What is needed:
Write out every line of the material as it stands, apart from the pictures.

Stored data
++++++++++

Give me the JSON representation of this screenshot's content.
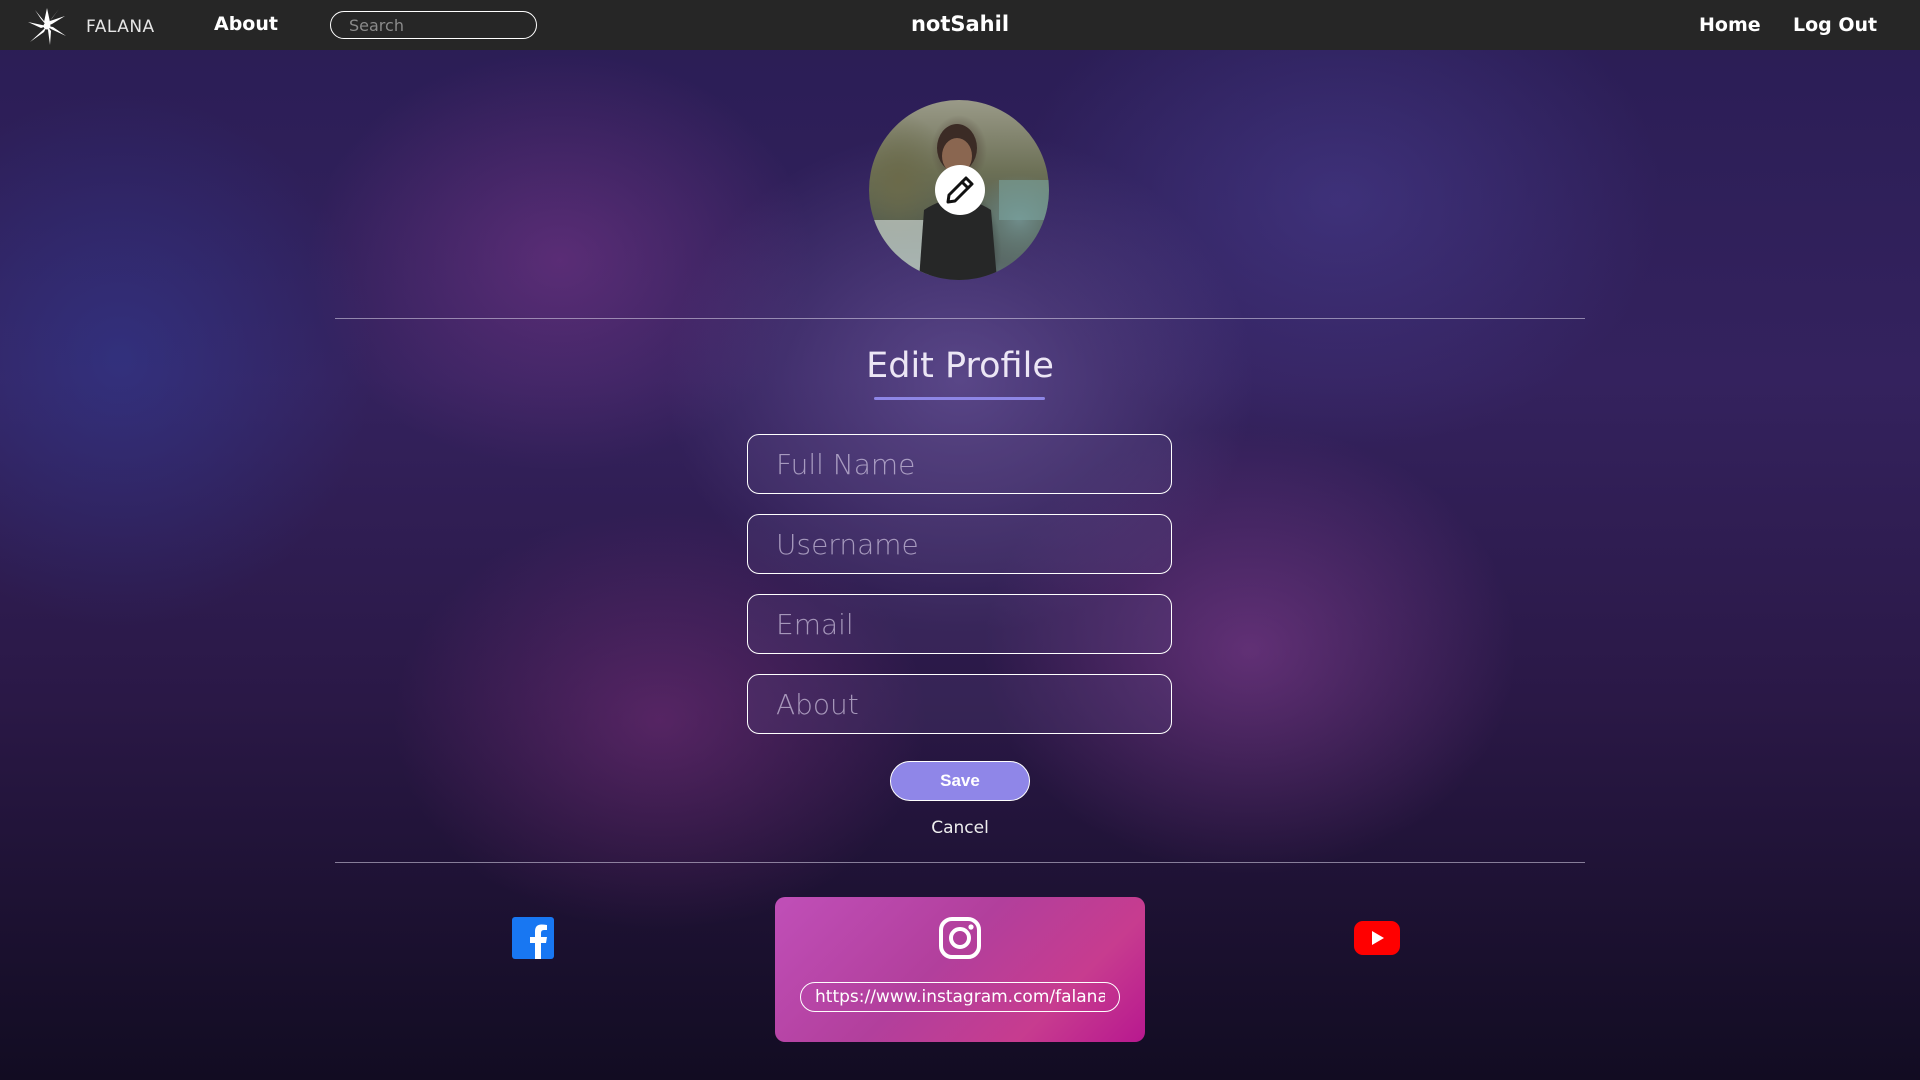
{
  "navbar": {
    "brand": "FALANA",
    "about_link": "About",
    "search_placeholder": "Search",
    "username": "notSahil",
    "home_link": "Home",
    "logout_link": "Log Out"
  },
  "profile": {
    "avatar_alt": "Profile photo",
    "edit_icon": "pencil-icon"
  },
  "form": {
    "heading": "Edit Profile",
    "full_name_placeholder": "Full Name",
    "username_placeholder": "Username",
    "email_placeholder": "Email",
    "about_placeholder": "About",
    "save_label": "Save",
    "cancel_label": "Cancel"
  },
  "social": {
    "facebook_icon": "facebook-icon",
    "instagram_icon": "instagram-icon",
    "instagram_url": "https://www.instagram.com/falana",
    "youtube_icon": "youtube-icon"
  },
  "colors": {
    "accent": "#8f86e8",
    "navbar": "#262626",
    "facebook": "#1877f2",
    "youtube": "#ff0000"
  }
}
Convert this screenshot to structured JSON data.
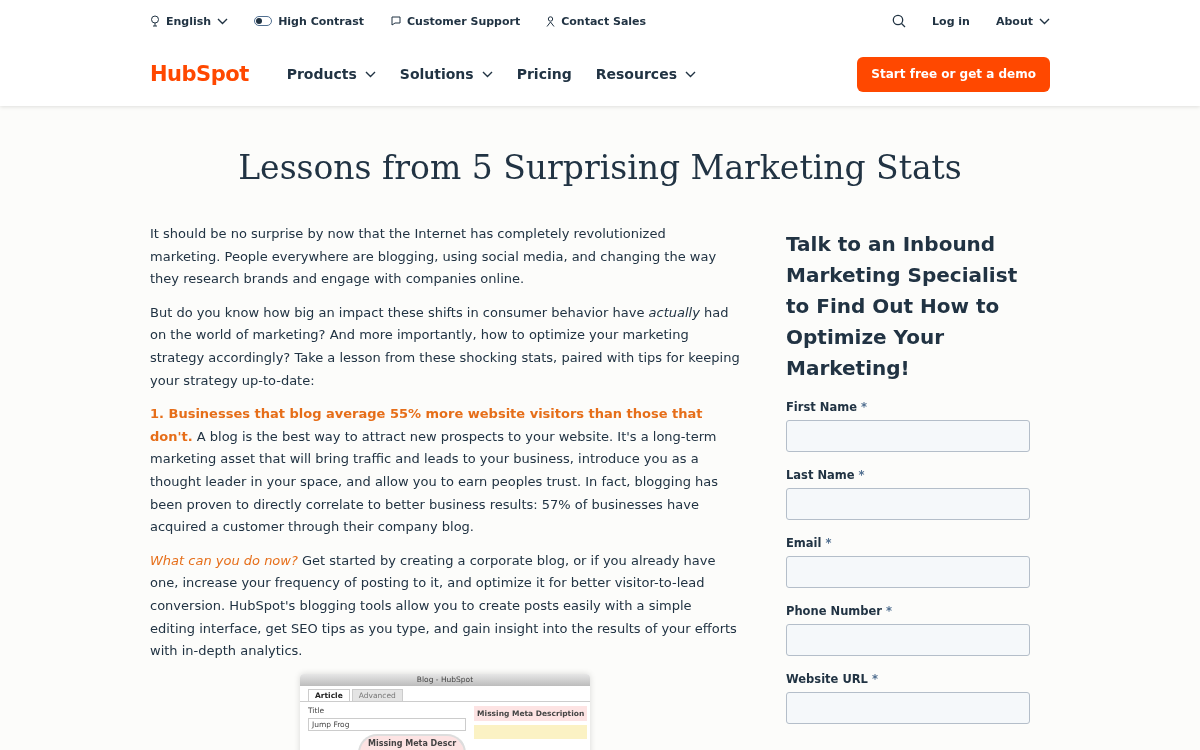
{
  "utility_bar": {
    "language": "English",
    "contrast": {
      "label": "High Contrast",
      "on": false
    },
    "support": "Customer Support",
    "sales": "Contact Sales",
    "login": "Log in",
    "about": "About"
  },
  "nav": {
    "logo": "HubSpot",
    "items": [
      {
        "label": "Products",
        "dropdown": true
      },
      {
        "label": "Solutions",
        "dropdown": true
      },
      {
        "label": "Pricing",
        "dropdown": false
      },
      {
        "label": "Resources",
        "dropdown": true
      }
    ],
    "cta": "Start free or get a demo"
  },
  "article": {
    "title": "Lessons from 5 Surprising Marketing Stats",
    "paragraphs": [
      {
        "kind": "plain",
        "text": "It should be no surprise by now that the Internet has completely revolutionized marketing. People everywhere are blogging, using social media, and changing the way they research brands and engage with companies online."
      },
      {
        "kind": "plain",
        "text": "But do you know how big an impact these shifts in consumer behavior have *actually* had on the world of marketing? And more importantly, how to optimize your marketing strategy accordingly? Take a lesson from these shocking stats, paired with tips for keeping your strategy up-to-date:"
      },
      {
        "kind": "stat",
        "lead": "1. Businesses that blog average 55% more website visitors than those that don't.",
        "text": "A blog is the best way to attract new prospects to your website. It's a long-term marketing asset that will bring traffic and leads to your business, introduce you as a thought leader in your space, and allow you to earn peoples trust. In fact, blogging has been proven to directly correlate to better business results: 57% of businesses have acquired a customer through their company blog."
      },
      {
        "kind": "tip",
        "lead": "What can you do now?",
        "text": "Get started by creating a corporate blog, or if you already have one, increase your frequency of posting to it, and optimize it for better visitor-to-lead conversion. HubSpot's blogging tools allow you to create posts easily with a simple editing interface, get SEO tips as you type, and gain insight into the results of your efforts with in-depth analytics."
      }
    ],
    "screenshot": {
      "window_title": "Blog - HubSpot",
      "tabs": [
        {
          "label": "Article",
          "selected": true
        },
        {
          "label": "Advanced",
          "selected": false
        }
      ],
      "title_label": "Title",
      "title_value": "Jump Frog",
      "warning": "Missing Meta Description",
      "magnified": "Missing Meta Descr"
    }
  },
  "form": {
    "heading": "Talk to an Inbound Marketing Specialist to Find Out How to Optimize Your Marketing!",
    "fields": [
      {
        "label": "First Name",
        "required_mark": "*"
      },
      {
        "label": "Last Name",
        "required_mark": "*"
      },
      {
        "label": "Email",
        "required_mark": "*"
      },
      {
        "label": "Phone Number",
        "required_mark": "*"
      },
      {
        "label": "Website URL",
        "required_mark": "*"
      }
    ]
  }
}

++++++++++

Solved exercise:
Give me the JSON representation of this screenshot's content.
{
  "navbar": {
    "brand": "FALANA",
    "about_link": "About",
    "search_placeholder": "Search",
    "username": "notSahil",
    "home_link": "Home",
    "logout_link": "Log Out"
  },
  "profile": {
    "avatar_alt": "Profile photo",
    "edit_icon": "pencil-icon"
  },
  "form": {
    "heading": "Edit Profile",
    "full_name_placeholder": "Full Name",
    "username_placeholder": "Username",
    "email_placeholder": "Email",
    "about_placeholder": "About",
    "save_label": "Save",
    "cancel_label": "Cancel"
  },
  "social": {
    "facebook_icon": "facebook-icon",
    "instagram_icon": "instagram-icon",
    "instagram_url": "https://www.instagram.com/falana",
    "youtube_icon": "youtube-icon"
  },
  "colors": {
    "accent": "#8f86e8",
    "navbar": "#262626",
    "facebook": "#1877f2",
    "youtube": "#ff0000"
  }
}
Convert this screenshot to structured JSON data.
{
  "utility_bar": {
    "language": "English",
    "contrast": {
      "label": "High Contrast",
      "on": false
    },
    "support": "Customer Support",
    "sales": "Contact Sales",
    "login": "Log in",
    "about": "About"
  },
  "nav": {
    "logo": "HubSpot",
    "items": [
      {
        "label": "Products",
        "dropdown": true
      },
      {
        "label": "Solutions",
        "dropdown": true
      },
      {
        "label": "Pricing",
        "dropdown": false
      },
      {
        "label": "Resources",
        "dropdown": true
      }
    ],
    "cta": "Start free or get a demo"
  },
  "article": {
    "title": "Lessons from 5 Surprising Marketing Stats",
    "paragraphs": [
      {
        "kind": "plain",
        "text": "It should be no surprise by now that the Internet has completely revolutionized marketing. People everywhere are blogging, using social media, and changing the way they research brands and engage with companies online."
      },
      {
        "kind": "plain",
        "text": "But do you know how big an impact these shifts in consumer behavior have *actually* had on the world of marketing? And more importantly, how to optimize your marketing strategy accordingly? Take a lesson from these shocking stats, paired with tips for keeping your strategy up-to-date:"
      },
      {
        "kind": "stat",
        "lead": "1. Businesses that blog average 55% more website visitors than those that don't.",
        "text": "A blog is the best way to attract new prospects to your website. It's a long-term marketing asset that will bring traffic and leads to your business, introduce you as a thought leader in your space, and allow you to earn peoples trust. In fact, blogging has been proven to directly correlate to better business results: 57% of businesses have acquired a customer through their company blog."
      },
      {
        "kind": "tip",
        "lead": "What can you do now?",
        "text": "Get started by creating a corporate blog, or if you already have one, increase your frequency of posting to it, and optimize it for better visitor-to-lead conversion. HubSpot's blogging tools allow you to create posts easily with a simple editing interface, get SEO tips as you type, and gain insight into the results of your efforts with in-depth analytics."
      }
    ],
    "screenshot": {
      "window_title": "Blog - HubSpot",
      "tabs": [
        {
          "label": "Article",
          "selected": true
        },
        {
          "label": "Advanced",
          "selected": false
        }
      ],
      "title_label": "Title",
      "title_value": "Jump Frog",
      "warning": "Missing Meta Description",
      "magnified": "Missing Meta Descr"
    }
  },
  "form": {
    "heading": "Talk to an Inbound Marketing Specialist to Find Out How to Optimize Your Marketing!",
    "fields": [
      {
        "label": "First Name",
        "required_mark": "*"
      },
      {
        "label": "Last Name",
        "required_mark": "*"
      },
      {
        "label": "Email",
        "required_mark": "*"
      },
      {
        "label": "Phone Number",
        "required_mark": "*"
      },
      {
        "label": "Website URL",
        "required_mark": "*"
      }
    ]
  }
}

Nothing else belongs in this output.